• [Selected passage]

- - -

We have moved to GitHub Issues
Created by Sebastiaan Janssen 05 Nov 2013, 08:40:29 Updated by Sebastiaan Janssen 21 Nov 2013, 09:22:13
Is duplicated by: U4-3406
Is duplicated by: U4-3407
Relates to: U4-3407
Relates to: U4-3632
So this happens because the file name's leading numbers are stripped off. We should revert to the previous way of renaming the files. It's a delicate issue for a lot of people, they don't like their file names messed with.
Might be beause my images are named 01.jpg, 02.jpg etc?
why are we doing this stripping out numbers?
I think something was changed to run media nodes through the safealias method, which also happens to run the filenames through the same method (wrongly). I spent a lot of time last year getting the filename renaming correct (we do need to strip out characters that can't be in a url or filepath), so this change needs to be reverted.
I'll check see what's going on
if file name is Chinese character like 中国.jpg, it'll be the same.
I believe this is a change that Stephen has made with the new IOHelper.SafeFileName implementation, will check with him.
All url of content node has the same problem. it will be cleaned.
yup, will get this fixed, have asked Stephen to chime in on why the change is necessary.
Looking into it at the moment.
OK, let's discuss it here: we want to have some sort of rational "short strings" manipulation logic. By "short strings" I mean filenames, url segments, and aliases (anything else?). For all those strings we have the input value (what the user enters) and the "clean" value (what we're going to use). It looks like the new cleaning code is way too agressive. OK. Can we define the rules for each case?
filename : there's a set of illegal chars in a filename (slash, star...). we should replace those chars with a dash, and otherwise leave the filename untouched (so unicode chars are ok). that should be enough, until we try to use that filename in a url.
url segment : an url segment is going to be used as part of an url. there's a set of illegal chars in a url fragment (slash, question mark). we should replace those chars with a dash, and otherwise leave the url untouched? OR should we %-encode everything that's not utf8? not ascii? @esunxray: what would you expect node.Url to return? raw chineese? percent-encoded chineese? most modern browsers seem quite happy with raw unicode...
I'd be happy if we could refine these rules (and make sure we don't have others... do we have several type of aliases?) so the implementation can be fixed.
Thank you. I want to tell you somethings:
@Stephen, it all makes sense, i just think that the logic put in to the DefaultShortString for the URL was very aggressive - even the LegacyShortString was stripping off leading numbers (too aggressive). We should review the code that I've put back in there in v7 to see if it's not aggressive enough as you've got far more experience with this stuff than i do. I do know the logic that is in there now solves this issue though.
OK I have ideas for the new Default...Helper so that it supports raw unicode where needed... and can be configured to constrain to utf8 or ascii when needed... will try to update it over the weekend.
Actually @esunxray what would be great is if you could provide me with a set of test cases: original filename + target filename, original alias + target alias, original content name + target url.

- - -

• [Items]

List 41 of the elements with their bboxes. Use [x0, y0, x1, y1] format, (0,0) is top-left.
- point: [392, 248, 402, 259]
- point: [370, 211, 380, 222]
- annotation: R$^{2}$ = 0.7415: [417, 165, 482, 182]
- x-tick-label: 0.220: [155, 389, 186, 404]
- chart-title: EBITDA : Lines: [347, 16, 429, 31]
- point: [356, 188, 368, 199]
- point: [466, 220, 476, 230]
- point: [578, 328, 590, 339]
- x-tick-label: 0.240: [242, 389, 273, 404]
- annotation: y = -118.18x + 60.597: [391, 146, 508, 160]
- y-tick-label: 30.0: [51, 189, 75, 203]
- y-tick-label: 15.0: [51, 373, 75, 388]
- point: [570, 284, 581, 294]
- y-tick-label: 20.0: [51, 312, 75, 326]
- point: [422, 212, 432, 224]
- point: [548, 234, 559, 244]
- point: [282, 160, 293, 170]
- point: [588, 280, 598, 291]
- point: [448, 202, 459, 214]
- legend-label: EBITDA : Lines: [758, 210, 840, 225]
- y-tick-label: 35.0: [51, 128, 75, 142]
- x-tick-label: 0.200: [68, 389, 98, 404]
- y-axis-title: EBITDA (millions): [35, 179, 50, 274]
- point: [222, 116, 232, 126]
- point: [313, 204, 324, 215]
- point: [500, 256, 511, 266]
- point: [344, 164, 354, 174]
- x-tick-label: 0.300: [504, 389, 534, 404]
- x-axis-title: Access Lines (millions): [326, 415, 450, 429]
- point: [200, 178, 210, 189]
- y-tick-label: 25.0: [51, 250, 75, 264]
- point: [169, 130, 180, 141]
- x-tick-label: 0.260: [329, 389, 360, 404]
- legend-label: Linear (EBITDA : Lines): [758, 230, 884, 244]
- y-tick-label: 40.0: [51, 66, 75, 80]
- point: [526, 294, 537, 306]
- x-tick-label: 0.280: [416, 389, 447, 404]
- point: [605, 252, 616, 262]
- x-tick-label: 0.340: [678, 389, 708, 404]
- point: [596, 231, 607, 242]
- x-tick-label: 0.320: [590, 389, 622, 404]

- - -

• [Problem requirements] Extend the discussion thread about cleaning file names, URL segments and aliases with the comments that come after its last one.

• [Result below]
Can we please revert this to the old behavior for now, we don't have time to properly test this before final release in a few days. Same for U4-3407
@Sebastian - i think you are confused. I have fixed this issue in the v7 codebase, the code that handles this now is the same code (slightly improved) that existed in pre 6.1 which has worked for umbraco for ages.
The code in 6.1 is slightly flawed and the previous code in 7.0 is what caused the logdgement of this issue in the first place.
The reason this is still open is because I wanted Stephan to review the code that is now in 7.0 to ensure that it's not missing some logic that was put into 6.1/7.0 that needed to be there.
A'ight, looking good, Chinese characters work again and all of my incredibly weirdly named test files seem to be okay!
I suggest that for no Latin character, you should give user a choice to use id or raw character as page url. The reason is: If I only can use Chinese as url, then, your can't be able to enter this url and goto this page. because you don't know Chinese.
umbraco will load any page given it's ID already. For example if you have a page with ID: 1234 , you can go to this URL and it will work:
I know this very well.but if I want to use id as url, I must modify all my old codes, another reason is: some packages are not use id as url. add config to let umbraco decide how to generate url is a flexible way to solve this problem. id or raw chacater? give user a choice is not a bad idea.
You can override this behavior by using: http://our.umbraco.org/wiki/reference/umbraco-best-practices/umbracourlname
@exsunray: the new IUrlSegmentProvider interface allows you to replace the code that creates a url segment, ie the url part corresponding to a node. The new IUrlProvider interface allows you to replace the code that create the whole url (by default, by assembling nodes segments). Using this two interfaces, it should be quite easy to ensure that Umbraco always returns example.com/1234 for every page, anytime you get the page's url.
Thanks, I'm not a programer, I'm purely a user, so I don't know how to do it. All my suggestion is based a user not a programer.
This issue is now fixed, other improvements are on the way and will be tracked in a seperate issue (U4-3632).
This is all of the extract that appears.